▸ **Exercise aim**: Restate the records in their entirety, word for word.

▸ **Dataset records**:
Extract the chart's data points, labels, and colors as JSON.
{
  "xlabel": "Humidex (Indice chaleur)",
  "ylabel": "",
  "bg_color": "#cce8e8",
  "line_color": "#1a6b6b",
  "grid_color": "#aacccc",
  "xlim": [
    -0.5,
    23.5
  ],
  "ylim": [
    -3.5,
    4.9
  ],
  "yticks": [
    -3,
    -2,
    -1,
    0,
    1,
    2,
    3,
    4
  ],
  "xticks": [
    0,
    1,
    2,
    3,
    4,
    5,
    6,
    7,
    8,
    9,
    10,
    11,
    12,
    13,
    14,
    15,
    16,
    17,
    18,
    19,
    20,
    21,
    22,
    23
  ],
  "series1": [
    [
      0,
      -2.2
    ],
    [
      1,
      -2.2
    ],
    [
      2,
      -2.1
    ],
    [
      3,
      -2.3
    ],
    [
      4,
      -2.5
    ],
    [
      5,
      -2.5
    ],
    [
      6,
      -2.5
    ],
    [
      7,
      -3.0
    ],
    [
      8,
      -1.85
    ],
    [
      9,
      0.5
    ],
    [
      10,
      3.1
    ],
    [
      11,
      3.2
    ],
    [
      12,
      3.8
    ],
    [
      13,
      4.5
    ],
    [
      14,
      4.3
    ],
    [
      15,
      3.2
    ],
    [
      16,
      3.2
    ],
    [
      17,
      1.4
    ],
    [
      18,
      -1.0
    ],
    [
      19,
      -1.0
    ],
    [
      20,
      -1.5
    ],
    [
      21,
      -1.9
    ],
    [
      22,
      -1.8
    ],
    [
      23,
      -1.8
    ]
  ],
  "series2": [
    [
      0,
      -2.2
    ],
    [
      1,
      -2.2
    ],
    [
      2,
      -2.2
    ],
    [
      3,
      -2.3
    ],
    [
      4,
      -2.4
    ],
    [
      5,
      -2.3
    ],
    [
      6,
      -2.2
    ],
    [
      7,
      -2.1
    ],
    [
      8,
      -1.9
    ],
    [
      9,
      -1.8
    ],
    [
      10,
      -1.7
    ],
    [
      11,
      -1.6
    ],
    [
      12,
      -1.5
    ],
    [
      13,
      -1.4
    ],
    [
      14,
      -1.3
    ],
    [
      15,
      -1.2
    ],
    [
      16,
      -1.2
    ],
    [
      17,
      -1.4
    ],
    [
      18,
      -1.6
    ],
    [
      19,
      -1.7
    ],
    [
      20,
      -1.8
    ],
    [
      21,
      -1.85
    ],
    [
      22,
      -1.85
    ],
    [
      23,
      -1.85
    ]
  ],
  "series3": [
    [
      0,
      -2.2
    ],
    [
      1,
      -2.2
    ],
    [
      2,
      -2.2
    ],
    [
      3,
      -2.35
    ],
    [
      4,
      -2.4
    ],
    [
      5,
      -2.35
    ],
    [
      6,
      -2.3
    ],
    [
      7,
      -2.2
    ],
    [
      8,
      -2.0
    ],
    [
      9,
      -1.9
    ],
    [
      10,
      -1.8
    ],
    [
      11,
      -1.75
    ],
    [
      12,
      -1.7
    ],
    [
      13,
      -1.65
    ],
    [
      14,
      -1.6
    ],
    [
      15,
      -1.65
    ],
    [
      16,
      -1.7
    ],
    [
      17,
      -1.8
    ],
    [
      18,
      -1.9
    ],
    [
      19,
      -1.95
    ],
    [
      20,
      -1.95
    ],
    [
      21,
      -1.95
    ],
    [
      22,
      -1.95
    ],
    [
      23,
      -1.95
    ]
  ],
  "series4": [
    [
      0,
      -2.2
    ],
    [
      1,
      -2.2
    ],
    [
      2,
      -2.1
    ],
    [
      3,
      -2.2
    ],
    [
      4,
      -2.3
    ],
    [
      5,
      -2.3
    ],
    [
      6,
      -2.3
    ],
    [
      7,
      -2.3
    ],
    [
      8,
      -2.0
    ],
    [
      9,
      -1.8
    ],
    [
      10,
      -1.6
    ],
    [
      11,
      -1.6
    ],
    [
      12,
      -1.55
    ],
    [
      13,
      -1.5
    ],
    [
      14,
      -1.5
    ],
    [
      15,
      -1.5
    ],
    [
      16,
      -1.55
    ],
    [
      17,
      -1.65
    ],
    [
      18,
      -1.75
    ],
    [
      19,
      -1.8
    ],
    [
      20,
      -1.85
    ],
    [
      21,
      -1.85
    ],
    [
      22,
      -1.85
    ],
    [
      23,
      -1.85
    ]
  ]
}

▸ **Response**:
Extract the chart's data points, labels, and colors as JSON.
{
  "xlabel": "Humidex (Indice chaleur)",
  "ylabel": "",
  "bg_color": "#cce8e8",
  "line_color": "#1a6b6b",
  "grid_color": "#aacccc",
  "xlim": [
    -0.5,
    23.5
  ],
  "ylim": [
    -3.5,
    4.9
  ],
  "yticks": [
    -3,
    -2,
    -1,
    0,
    1,
    2,
    3,
    4
  ],
  "xticks": [
    0,
    1,
    2,
    3,
    4,
    5,
    6,
    7,
    8,
    9,
    10,
    11,
    12,
    13,
    14,
    15,
    16,
    17,
    18,
    19,
    20,
    21,
    22,
    23
  ],
  "series1": [
    [
      0,
      -2.2
    ],
    [
      1,
      -2.2
    ],
    [
      2,
      -2.1
    ],
    [
      3,
      -2.3
    ],
    [
      4,
      -2.5
    ],
    [
      5,
      -2.5
    ],
    [
      6,
      -2.5
    ],
    [
      7,
      -3.0
    ],
    [
      8,
      -1.85
    ],
    [
      9,
      0.5
    ],
    [
      10,
      3.1
    ],
    [
      11,
      3.2
    ],
    [
      12,
      3.8
    ],
    [
      13,
      4.5
    ],
    [
      14,
      4.3
    ],
    [
      15,
      3.2
    ],
    [
      16,
      3.2
    ],
    [
      17,
      1.4
    ],
    [
      18,
      -1.0
    ],
    [
      19,
      -1.0
    ],
    [
      20,
      -1.5
    ],
    [
      21,
      -1.9
    ],
    [
      22,
      -1.8
    ],
    [
      23,
      -1.8
    ]
  ],
  "series2": [
    [
      0,
      -2.2
    ],
    [
      1,
      -2.2
    ],
    [
      2,
      -2.2
    ],
    [
      3,
      -2.3
    ],
    [
      4,
      -2.4
    ],
    [
      5,
      -2.3
    ],
    [
      6,
      -2.2
    ],
    [
      7,
      -2.1
    ],
    [
      8,
      -1.9
    ],
    [
      9,
      -1.8
    ],
    [
      10,
      -1.7
    ],
    [
      11,
      -1.6
    ],
    [
      12,
      -1.5
    ],
    [
      13,
      -1.4
    ],
    [
      14,
      -1.3
    ],
    [
      15,
      -1.2
    ],
    [
      16,
      -1.2
    ],
    [
      17,
      -1.4
    ],
    [
      18,
      -1.6
    ],
    [
      19,
      -1.7
    ],
    [
      20,
      -1.8
    ],
    [
      21,
      -1.85
    ],
    [
      22,
      -1.85
    ],
    [
      23,
      -1.85
    ]
  ],
  "series3": [
    [
      0,
      -2.2
    ],
    [
      1,
      -2.2
    ],
    [
      2,
      -2.2
    ],
    [
      3,
      -2.35
    ],
    [
      4,
      -2.4
    ],
    [
      5,
      -2.35
    ],
    [
      6,
      -2.3
    ],
    [
      7,
      -2.2
    ],
    [
      8,
      -2.0
    ],
    [
      9,
      -1.9
    ],
    [
      10,
      -1.8
    ],
    [
      11,
      -1.75
    ],
    [
      12,
      -1.7
    ],
    [
      13,
      -1.65
    ],
    [
      14,
      -1.6
    ],
    [
      15,
      -1.65
    ],
    [
      16,
      -1.7
    ],
    [
      17,
      -1.8
    ],
    [
      18,
      -1.9
    ],
    [
      19,
      -1.95
    ],
    [
      20,
      -1.95
    ],
    [
      21,
      -1.95
    ],
    [
      22,
      -1.95
    ],
    [
      23,
      -1.95
    ]
  ],
  "series4": [
    [
      0,
      -2.2
    ],
    [
      1,
      -2.2
    ],
    [
      2,
      -2.1
    ],
    [
      3,
      -2.2
    ],
    [
      4,
      -2.3
    ],
    [
      5,
      -2.3
    ],
    [
      6,
      -2.3
    ],
    [
      7,
      -2.3
    ],
    [
      8,
      -2.0
    ],
    [
      9,
      -1.8
    ],
    [
      10,
      -1.6
    ],
    [
      11,
      -1.6
    ],
    [
      12,
      -1.55
    ],
    [
      13,
      -1.5
    ],
    [
      14,
      -1.5
    ],
    [
      15,
      -1.5
    ],
    [
      16,
      -1.55
    ],
    [
      17,
      -1.65
    ],
    [
      18,
      -1.75
    ],
    [
      19,
      -1.8
    ],
    [
      20,
      -1.85
    ],
    [
      21,
      -1.85
    ],
    [
      22,
      -1.85
    ],
    [
      23,
      -1.85
    ]
  ]
}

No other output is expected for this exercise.